#### Work to do
The records that follow need to be output exactly as they are.

#### Extracted records
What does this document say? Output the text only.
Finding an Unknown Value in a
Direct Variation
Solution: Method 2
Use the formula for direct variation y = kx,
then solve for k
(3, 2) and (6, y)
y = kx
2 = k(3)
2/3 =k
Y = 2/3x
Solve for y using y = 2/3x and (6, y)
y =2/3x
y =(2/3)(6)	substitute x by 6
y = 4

#### Solved problem
What does this document say? Output the text only.
Finding an Unknown Value in a
Direct Variation
Solution: Method 2
Use the formula for direct variation y = kx,
then solve for k
(3, 2) and (6, y)
y = kx
2 = k(3)
2/3 =k
Y = 2/3x
Solve for y using y = 2/3x and (6, y)
y =2/3x
y =(2/3)(6)	substitute x by 6
y = 4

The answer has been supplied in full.